The exercise:
Your answer is a single number: how many lines hold the word "放电容量保持率"?

* Start *

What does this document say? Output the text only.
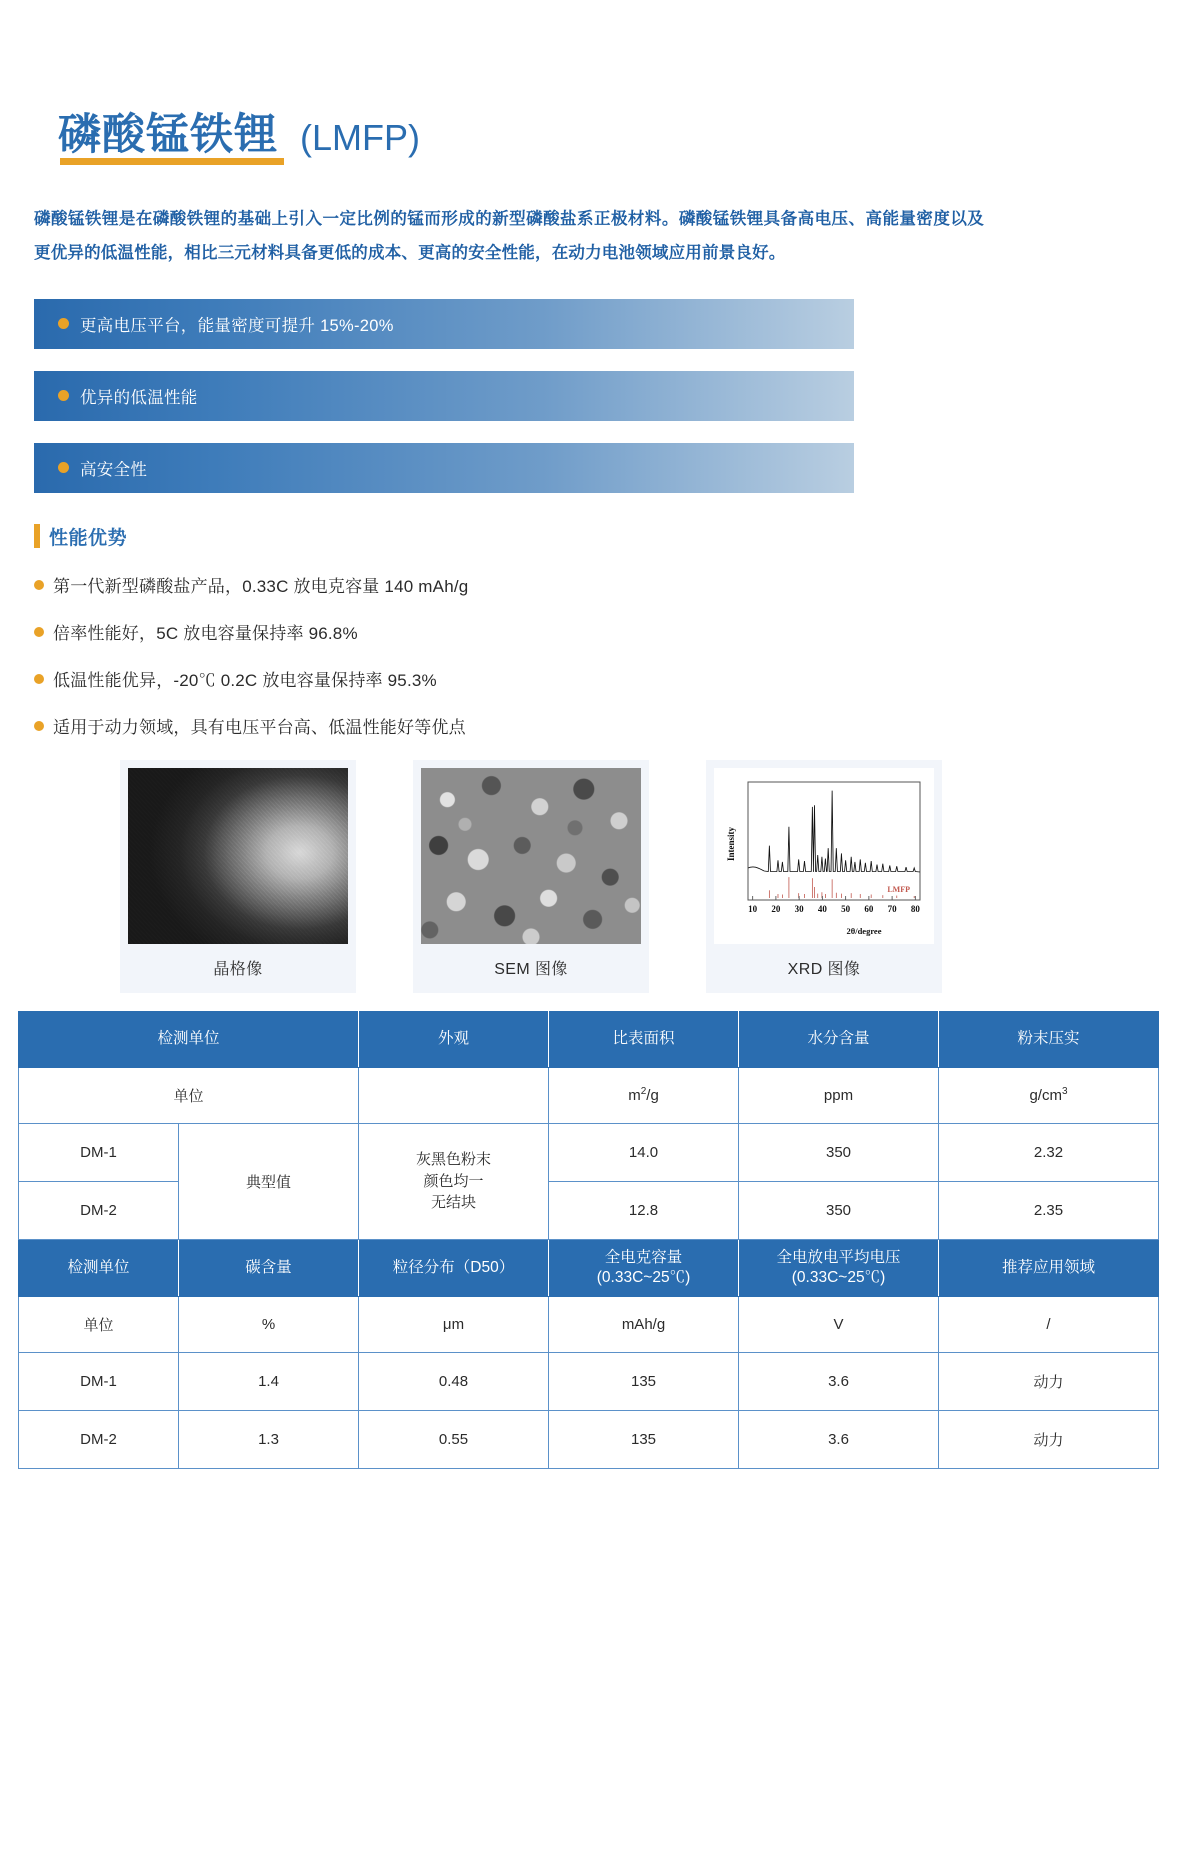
磷酸锰铁锂 (LMFP)
磷酸锰铁锂是在磷酸铁锂的基础上引入一定比例的锰而形成的新型磷酸盐系正极材料。磷酸锰铁锂具备高电压、高能量密度以及更优异的低温性能，相比三元材料具备更低的成本、更高的安全性能，在动力电池领域应用前景良好。
更高电压平台，能量密度可提升 15%-20%
优异的低温性能
高安全性
性能优势
第一代新型磷酸盐产品，0.33C 放电克容量 140 mAh/g
倍率性能好，5C 放电容量保持率 96.8%
低温性能优异，-20℃ 0.2C 放电容量保持率 95.3%
适用于动力领域，具有电压平台高、低温性能好等优点
晶格像	SEM 图像
Intensity
10 20 30 40 50 60 70 80
2θ/degree
LMFP
XRD 图像
检测单位		外观	比表面积	水分含量	粉末压实
单位			$m^2/g$	ppm	$g/cm^3$
DM-1	典型值	灰黑色粉末
颜色均一
无结块	14.0	350	2.32
DM-2			12.8	350	2.35
检测单位	碳含量	粒径分布（D50）	全电克容量
(0.33C~25℃)	全电放电平均电压
(0.33C~25℃)	推荐应用领域
单位	%	μm	mAh/g	V	/
DM-1	1.4	0.48	135	3.6	动力
DM-2	1.3	0.55	135	3.6	动力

* End *

Written reply:
2